**Your instructions**:
Without the pictures, return all of the material exactly as written.

**Raw data**:

▼

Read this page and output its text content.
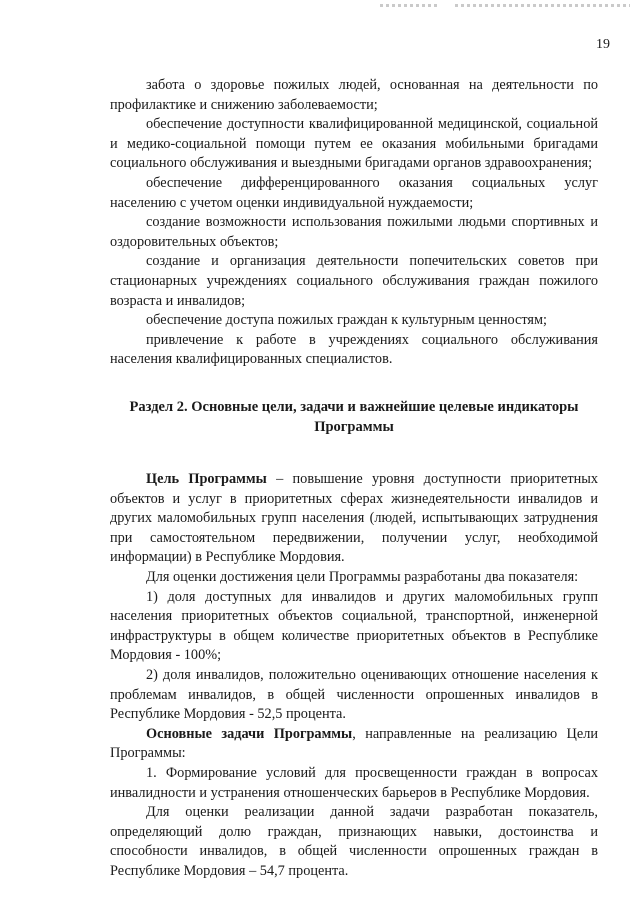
19

забота о здоровье пожилых людей, основанная на деятельности по профилактике и снижению заболеваемости;

обеспечение доступности квалифицированной медицинской, социальной и медико-социальной помощи путем ее оказания мобильными бригадами социального обслуживания и выездными бригадами органов здравоохранения;

обеспечение дифференцированного оказания социальных услуг населению с учетом оценки индивидуальной нуждаемости;

создание возможности использования пожилыми людьми спортивных и оздоровительных объектов;

создание и организация деятельности попечительских советов при стационарных учреждениях социального обслуживания граждан пожилого возраста и инвалидов;

обеспечение доступа пожилых граждан к культурным ценностям;

привлечение к работе в учреждениях социального обслуживания населения квалифицированных специалистов.

Раздел 2. Основные цели, задачи и важнейшие целевые индикаторы Программы

Цель Программы – повышение уровня доступности приоритетных объектов и услуг в приоритетных сферах жизнедеятельности инвалидов и других маломобильных групп населения (людей, испытывающих затруднения при самостоятельном передвижении, получении услуг, необходимой информации) в Республике Мордовия.

Для оценки достижения цели Программы разработаны два показателя:

1) доля доступных для инвалидов и других маломобильных групп населения приоритетных объектов социальной, транспортной, инженерной инфраструктуры в общем количестве приоритетных объектов в Республике Мордовия - 100%;

2) доля инвалидов, положительно оценивающих отношение населения к проблемам инвалидов, в общей численности опрошенных инвалидов в Республике Мордовия - 52,5 процента.

Основные задачи Программы, направленные на реализацию Цели Программы:

1. Формирование условий для просвещенности граждан в вопросах инвалидности и устранения отношенческих барьеров в Республике Мордовия.

Для оценки реализации данной задачи разработан показатель, определяющий долю граждан, признающих навыки, достоинства и способности инвалидов, в общей численности опрошенных граждан в Республике Мордовия – 54,7 процента.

▲

**Reply**:
Read this page and output its text content.
19

забота о здоровье пожилых людей, основанная на деятельности по профилактике и снижению заболеваемости;

обеспечение доступности квалифицированной медицинской, социальной и медико-социальной помощи путем ее оказания мобильными бригадами социального обслуживания и выездными бригадами органов здравоохранения;

обеспечение дифференцированного оказания социальных услуг населению с учетом оценки индивидуальной нуждаемости;

создание возможности использования пожилыми людьми спортивных и оздоровительных объектов;

создание и организация деятельности попечительских советов при стационарных учреждениях социального обслуживания граждан пожилого возраста и инвалидов;

обеспечение доступа пожилых граждан к культурным ценностям;

привлечение к работе в учреждениях социального обслуживания населения квалифицированных специалистов.

Раздел 2. Основные цели, задачи и важнейшие целевые индикаторы Программы

Цель Программы – повышение уровня доступности приоритетных объектов и услуг в приоритетных сферах жизнедеятельности инвалидов и других маломобильных групп населения (людей, испытывающих затруднения при самостоятельном передвижении, получении услуг, необходимой информации) в Республике Мордовия.

Для оценки достижения цели Программы разработаны два показателя:

1) доля доступных для инвалидов и других маломобильных групп населения приоритетных объектов социальной, транспортной, инженерной инфраструктуры в общем количестве приоритетных объектов в Республике Мордовия - 100%;

2) доля инвалидов, положительно оценивающих отношение населения к проблемам инвалидов, в общей численности опрошенных инвалидов в Республике Мордовия - 52,5 процента.

Основные задачи Программы, направленные на реализацию Цели Программы:

1. Формирование условий для просвещенности граждан в вопросах инвалидности и устранения отношенческих барьеров в Республике Мордовия.

Для оценки реализации данной задачи разработан показатель, определяющий долю граждан, признающих навыки, достоинства и способности инвалидов, в общей численности опрошенных граждан в Республике Мордовия – 54,7 процента.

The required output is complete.